* **WHAT NEEDS TO BE DONE**
Please list all lines of the material below in which the string "Contents" occurs.
>> START SOURCE RECORDS
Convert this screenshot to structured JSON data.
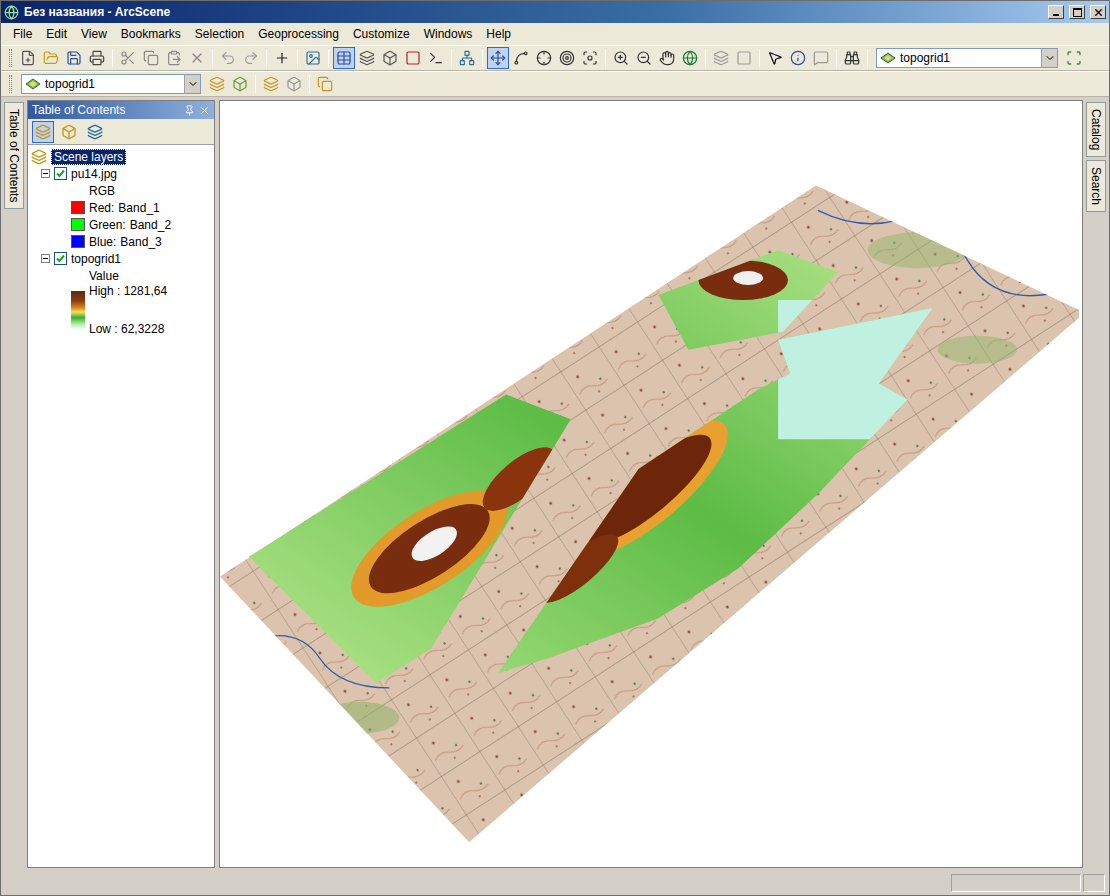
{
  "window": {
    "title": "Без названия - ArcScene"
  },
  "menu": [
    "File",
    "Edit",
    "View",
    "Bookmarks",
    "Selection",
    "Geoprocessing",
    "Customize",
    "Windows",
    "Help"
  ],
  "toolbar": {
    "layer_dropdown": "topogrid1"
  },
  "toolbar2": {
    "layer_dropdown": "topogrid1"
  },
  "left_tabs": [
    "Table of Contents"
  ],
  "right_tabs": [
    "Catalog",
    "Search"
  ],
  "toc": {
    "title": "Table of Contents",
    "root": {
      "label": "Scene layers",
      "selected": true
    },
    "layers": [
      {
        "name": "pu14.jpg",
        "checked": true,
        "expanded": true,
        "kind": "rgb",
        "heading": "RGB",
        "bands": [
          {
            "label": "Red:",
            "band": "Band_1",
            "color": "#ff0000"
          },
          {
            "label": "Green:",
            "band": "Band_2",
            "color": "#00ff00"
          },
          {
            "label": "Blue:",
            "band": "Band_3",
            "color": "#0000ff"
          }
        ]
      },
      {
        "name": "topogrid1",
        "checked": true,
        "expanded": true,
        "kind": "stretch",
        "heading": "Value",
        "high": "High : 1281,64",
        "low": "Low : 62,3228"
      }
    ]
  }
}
>> END SOURCE RECORDS
>> START SOURCE RECORDS
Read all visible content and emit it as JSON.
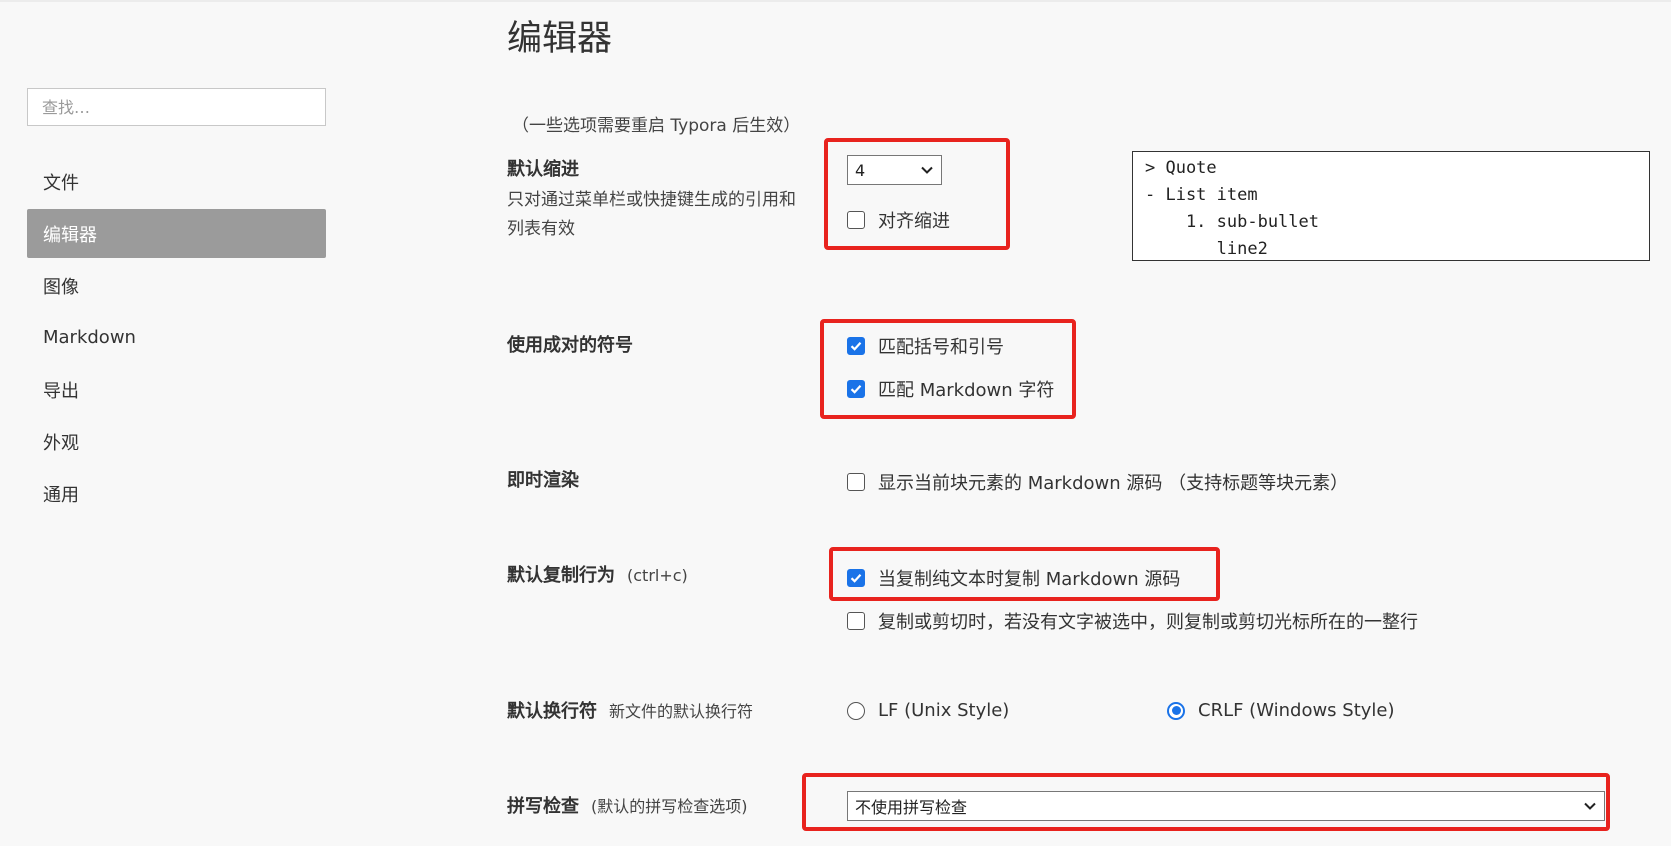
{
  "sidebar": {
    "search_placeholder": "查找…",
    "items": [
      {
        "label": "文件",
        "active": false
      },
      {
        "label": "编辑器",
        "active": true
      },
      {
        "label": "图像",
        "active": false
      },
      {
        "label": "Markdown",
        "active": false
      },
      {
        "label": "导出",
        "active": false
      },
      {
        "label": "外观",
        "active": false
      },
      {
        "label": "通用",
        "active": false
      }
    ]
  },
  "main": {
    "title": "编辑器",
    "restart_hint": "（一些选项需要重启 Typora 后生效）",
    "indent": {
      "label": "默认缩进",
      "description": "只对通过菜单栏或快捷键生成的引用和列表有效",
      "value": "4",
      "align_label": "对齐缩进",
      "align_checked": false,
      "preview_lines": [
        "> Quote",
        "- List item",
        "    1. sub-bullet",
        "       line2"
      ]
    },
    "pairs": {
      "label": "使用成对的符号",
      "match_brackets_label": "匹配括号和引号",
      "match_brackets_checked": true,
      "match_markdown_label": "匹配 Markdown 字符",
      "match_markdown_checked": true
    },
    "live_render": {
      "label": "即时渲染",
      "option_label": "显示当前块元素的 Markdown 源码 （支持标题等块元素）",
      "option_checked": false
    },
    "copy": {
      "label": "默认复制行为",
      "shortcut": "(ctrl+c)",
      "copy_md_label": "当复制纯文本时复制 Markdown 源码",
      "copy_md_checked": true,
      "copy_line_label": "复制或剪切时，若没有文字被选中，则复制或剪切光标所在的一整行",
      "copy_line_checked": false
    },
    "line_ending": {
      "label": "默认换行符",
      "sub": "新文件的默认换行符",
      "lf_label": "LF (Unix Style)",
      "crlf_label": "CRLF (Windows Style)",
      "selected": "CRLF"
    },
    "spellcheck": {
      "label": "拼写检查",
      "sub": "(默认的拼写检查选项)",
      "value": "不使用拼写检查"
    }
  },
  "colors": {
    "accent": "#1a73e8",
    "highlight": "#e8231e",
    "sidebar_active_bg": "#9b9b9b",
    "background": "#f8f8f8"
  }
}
>> END SOURCE RECORDS
* **RESULT OF THE TASK**
    "Table of Contents"
    "title": "Table of Contents",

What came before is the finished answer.